---------- Provided data

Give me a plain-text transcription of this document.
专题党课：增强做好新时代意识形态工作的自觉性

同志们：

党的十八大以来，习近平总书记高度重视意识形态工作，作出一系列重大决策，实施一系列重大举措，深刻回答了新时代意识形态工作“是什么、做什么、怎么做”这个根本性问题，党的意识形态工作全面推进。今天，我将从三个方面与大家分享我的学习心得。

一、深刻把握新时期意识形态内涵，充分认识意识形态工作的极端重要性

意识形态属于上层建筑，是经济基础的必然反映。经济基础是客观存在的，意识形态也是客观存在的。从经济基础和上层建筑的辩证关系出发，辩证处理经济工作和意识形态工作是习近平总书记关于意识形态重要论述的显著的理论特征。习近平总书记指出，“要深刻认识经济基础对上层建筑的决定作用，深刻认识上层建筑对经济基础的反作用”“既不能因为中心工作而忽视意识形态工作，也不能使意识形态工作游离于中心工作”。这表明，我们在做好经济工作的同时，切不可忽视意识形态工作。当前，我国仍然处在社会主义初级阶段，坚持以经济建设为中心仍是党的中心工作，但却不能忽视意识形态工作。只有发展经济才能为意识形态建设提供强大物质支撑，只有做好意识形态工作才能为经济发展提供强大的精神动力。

--------------------

Aim of the exercise — Copy all data exactly, start to finish.

Response —
Give me a plain-text transcription of this document.
专题党课：增强做好新时代意识形态工作的自觉性

同志们：

党的十八大以来，习近平总书记高度重视意识形态工作，作出一系列重大决策，实施一系列重大举措，深刻回答了新时代意识形态工作“是什么、做什么、怎么做”这个根本性问题，党的意识形态工作全面推进。今天，我将从三个方面与大家分享我的学习心得。

一、深刻把握新时期意识形态内涵，充分认识意识形态工作的极端重要性

意识形态属于上层建筑，是经济基础的必然反映。经济基础是客观存在的，意识形态也是客观存在的。从经济基础和上层建筑的辩证关系出发，辩证处理经济工作和意识形态工作是习近平总书记关于意识形态重要论述的显著的理论特征。习近平总书记指出，“要深刻认识经济基础对上层建筑的决定作用，深刻认识上层建筑对经济基础的反作用”“既不能因为中心工作而忽视意识形态工作，也不能使意识形态工作游离于中心工作”。这表明，我们在做好经济工作的同时，切不可忽视意识形态工作。当前，我国仍然处在社会主义初级阶段，坚持以经济建设为中心仍是党的中心工作，但却不能忽视意识形态工作。只有发展经济才能为意识形态建设提供强大物质支撑，只有做好意识形态工作才能为经济发展提供强大的精神动力。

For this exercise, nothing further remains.